EXERCISE AIM
Please reproduce the entries from the very first line through the line containing "arrow-utter-cheer-up [727, 473, 1015, 484]", including both of those lines.

************

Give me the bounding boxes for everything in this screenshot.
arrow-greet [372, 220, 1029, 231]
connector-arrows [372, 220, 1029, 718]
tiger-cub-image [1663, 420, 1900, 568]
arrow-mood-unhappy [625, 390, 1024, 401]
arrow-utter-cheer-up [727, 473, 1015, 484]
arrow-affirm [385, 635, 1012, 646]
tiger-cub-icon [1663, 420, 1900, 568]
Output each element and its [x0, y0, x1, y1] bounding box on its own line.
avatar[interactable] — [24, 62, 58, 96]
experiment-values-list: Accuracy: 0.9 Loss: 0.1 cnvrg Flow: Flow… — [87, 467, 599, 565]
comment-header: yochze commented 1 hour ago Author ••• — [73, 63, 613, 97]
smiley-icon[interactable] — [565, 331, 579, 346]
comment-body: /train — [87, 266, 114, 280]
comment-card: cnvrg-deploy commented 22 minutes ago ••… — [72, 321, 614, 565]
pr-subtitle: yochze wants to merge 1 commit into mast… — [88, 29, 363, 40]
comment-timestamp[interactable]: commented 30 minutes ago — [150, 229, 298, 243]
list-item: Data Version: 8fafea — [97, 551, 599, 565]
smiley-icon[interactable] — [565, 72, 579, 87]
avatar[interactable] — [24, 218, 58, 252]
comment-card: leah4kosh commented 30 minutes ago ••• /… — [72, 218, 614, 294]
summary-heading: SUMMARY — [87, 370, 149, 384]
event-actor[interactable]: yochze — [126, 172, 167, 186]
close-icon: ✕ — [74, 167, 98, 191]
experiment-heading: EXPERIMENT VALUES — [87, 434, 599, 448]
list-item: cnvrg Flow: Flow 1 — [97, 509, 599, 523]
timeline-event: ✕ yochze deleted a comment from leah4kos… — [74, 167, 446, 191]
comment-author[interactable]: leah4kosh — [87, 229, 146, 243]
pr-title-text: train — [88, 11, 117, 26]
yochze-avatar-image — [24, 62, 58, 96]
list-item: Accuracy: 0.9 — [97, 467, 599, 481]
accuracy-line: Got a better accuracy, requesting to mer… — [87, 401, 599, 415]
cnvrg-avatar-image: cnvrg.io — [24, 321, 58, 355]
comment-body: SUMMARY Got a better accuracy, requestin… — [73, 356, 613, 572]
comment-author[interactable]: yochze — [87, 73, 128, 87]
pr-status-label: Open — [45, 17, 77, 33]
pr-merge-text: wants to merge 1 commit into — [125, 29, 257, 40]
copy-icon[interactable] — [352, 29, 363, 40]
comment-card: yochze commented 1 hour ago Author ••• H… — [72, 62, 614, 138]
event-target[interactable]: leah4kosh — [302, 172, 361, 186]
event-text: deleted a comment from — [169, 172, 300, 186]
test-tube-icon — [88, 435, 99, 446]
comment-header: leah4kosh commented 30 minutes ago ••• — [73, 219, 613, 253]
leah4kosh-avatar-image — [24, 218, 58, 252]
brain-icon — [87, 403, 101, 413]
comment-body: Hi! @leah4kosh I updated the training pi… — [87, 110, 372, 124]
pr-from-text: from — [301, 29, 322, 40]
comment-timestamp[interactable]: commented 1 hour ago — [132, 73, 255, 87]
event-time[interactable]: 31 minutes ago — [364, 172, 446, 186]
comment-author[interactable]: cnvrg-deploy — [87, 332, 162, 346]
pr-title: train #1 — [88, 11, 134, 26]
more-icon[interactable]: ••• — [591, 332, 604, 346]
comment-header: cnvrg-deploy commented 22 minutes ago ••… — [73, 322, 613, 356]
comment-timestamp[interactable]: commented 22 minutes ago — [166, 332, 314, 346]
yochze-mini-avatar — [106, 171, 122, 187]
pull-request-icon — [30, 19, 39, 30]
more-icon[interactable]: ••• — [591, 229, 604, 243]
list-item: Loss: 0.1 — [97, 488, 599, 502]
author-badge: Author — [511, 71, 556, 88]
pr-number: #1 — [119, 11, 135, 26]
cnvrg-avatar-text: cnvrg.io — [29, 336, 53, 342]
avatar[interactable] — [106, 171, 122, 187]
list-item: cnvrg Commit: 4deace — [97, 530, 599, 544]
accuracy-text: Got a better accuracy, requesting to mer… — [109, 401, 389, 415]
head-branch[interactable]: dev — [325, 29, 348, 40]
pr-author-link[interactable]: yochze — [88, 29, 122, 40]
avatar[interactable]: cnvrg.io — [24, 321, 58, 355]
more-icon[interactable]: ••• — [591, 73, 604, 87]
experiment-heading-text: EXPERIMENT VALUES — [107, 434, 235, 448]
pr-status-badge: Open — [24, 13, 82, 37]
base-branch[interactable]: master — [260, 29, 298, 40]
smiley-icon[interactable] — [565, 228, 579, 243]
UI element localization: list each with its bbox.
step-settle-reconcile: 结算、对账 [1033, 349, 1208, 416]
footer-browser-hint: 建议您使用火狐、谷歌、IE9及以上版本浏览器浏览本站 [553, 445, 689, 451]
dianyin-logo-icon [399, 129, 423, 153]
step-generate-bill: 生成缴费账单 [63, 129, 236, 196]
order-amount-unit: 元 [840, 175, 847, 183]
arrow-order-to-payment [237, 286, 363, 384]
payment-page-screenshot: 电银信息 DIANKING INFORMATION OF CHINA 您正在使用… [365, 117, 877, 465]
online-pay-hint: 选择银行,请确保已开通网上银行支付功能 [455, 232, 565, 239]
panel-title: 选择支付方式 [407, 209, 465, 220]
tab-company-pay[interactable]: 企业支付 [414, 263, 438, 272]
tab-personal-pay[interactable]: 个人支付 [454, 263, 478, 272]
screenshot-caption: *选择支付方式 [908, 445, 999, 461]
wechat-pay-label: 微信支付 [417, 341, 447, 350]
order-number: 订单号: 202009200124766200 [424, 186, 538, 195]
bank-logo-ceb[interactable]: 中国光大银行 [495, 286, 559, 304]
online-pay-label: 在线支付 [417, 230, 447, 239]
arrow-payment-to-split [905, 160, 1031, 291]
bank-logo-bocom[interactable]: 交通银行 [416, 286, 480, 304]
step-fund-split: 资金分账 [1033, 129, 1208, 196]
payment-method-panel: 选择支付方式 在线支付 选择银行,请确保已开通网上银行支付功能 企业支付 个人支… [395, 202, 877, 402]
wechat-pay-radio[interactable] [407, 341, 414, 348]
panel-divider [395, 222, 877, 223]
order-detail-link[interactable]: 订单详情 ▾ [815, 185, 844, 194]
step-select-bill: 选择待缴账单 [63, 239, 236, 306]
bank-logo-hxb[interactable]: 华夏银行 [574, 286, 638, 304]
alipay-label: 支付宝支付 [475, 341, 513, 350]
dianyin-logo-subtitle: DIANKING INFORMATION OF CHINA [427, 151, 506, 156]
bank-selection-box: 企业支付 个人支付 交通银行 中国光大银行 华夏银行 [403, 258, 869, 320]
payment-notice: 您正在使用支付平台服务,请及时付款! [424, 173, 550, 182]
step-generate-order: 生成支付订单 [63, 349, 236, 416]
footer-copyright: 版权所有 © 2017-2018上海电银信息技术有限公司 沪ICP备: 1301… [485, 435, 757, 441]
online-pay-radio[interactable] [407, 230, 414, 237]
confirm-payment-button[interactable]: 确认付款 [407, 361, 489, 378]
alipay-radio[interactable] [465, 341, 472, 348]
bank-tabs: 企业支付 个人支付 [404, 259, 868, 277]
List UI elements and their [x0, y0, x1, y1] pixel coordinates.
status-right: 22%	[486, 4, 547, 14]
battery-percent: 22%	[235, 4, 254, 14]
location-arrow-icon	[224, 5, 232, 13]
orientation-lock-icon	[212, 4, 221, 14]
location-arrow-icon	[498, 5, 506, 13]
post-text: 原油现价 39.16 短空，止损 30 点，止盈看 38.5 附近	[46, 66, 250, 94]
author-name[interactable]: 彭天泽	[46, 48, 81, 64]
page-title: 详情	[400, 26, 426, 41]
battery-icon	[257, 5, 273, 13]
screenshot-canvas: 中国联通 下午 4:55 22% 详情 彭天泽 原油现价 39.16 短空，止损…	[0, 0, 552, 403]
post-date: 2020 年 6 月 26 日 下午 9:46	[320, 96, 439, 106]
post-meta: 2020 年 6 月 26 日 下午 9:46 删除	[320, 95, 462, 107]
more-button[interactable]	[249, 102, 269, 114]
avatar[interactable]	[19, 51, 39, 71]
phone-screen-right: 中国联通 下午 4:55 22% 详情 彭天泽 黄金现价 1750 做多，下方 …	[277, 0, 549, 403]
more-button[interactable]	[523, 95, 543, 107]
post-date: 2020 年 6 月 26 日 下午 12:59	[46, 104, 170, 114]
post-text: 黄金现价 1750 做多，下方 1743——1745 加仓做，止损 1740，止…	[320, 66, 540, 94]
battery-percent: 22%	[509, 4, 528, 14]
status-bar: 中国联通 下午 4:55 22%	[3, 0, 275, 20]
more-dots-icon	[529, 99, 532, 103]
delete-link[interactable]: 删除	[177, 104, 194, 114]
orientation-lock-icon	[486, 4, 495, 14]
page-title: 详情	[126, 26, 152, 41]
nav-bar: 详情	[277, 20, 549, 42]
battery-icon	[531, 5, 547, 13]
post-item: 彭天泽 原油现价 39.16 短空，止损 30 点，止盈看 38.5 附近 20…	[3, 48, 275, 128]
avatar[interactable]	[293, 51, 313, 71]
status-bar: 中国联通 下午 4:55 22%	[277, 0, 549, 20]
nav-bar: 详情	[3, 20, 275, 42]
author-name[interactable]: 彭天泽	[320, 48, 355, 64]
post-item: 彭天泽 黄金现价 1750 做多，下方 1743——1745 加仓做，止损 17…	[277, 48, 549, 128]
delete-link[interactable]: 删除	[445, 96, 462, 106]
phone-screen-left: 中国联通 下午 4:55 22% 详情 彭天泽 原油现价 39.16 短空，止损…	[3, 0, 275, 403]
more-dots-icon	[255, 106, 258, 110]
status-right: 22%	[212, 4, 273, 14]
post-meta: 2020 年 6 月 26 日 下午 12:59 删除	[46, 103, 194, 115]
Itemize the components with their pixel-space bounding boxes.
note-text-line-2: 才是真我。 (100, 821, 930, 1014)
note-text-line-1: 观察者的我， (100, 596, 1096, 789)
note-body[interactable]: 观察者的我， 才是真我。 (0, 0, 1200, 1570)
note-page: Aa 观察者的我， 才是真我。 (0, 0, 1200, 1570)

************

RESULT OF THIS EXERCISE
Give me the bounding boxes for everything in this screenshot.
arrow-greet [372, 220, 1029, 231]
connector-arrows [372, 220, 1029, 718]
tiger-cub-image [1663, 420, 1900, 568]
arrow-mood-unhappy [625, 390, 1024, 401]
arrow-utter-cheer-up [727, 473, 1015, 484]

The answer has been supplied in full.